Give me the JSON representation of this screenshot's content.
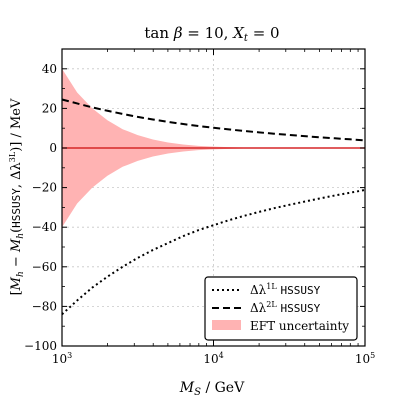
{
  "chart_data": {
    "type": "line",
    "title": "tan β = 10, X_t = 0",
    "xlabel": "M_S / GeV",
    "ylabel": "[M_h − M_h(HSSUSY, Δλ^{3L})] / MeV",
    "x_scale": "log",
    "xlim": [
      1000,
      100000
    ],
    "ylim": [
      -100,
      50
    ],
    "grid": true,
    "legend_position": "bottom-right",
    "xticks": [
      {
        "value": 1000,
        "label": "10^3"
      },
      {
        "value": 10000,
        "label": "10^4"
      },
      {
        "value": 100000,
        "label": "10^5"
      }
    ],
    "yticks": [
      -100,
      -80,
      -60,
      -40,
      -20,
      0,
      20,
      40
    ],
    "x": [
      1000,
      1259,
      1585,
      1995,
      2512,
      3162,
      3981,
      5012,
      6310,
      7943,
      10000,
      12589,
      15849,
      19953,
      25119,
      31623,
      39811,
      50119,
      63096,
      79433,
      100000
    ],
    "series": [
      {
        "name": "Δλ^{1L} HSSUSY",
        "style": "dotted",
        "color": "#000000",
        "values": [
          -84,
          -77,
          -70.5,
          -65,
          -60,
          -55.5,
          -51.5,
          -48,
          -44.5,
          -41.5,
          -39,
          -36.5,
          -34.3,
          -32.3,
          -30.4,
          -28.7,
          -27.1,
          -25.5,
          -24,
          -22.6,
          -21.2
        ]
      },
      {
        "name": "Δλ^{2L} HSSUSY",
        "style": "dashed",
        "color": "#000000",
        "values": [
          24.5,
          22.5,
          20.5,
          18.8,
          17.2,
          15.7,
          14.4,
          13.2,
          12.1,
          11.1,
          10.2,
          9.4,
          8.6,
          7.9,
          7.2,
          6.6,
          6.0,
          5.4,
          4.9,
          4.4,
          3.8
        ]
      },
      {
        "name": "EFT uncertainty",
        "style": "band",
        "color": "#ffb3b3",
        "values": [
          40,
          28,
          20,
          14,
          9.5,
          6.5,
          4.3,
          2.8,
          1.8,
          1.1,
          0.7,
          0.45,
          0.28,
          0.18,
          0.11,
          0.07,
          0.045,
          0.03,
          0.02,
          0.012,
          0.008
        ]
      }
    ],
    "zero_line_color": "#d62728"
  },
  "legend": {
    "l1_label": "Δλ",
    "l1_sup": "1L",
    "l1_tag": "HSSUSY",
    "l2_label": "Δλ",
    "l2_sup": "2L",
    "l2_tag": "HSSUSY",
    "l3_label": "EFT uncertainty"
  }
}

- - - - - - -

[Objective] Copy out every line from the records that has the word "uncertainty".

[Expected answer]
        "name": "EFT uncertainty",
    "l3_label": "EFT uncertainty"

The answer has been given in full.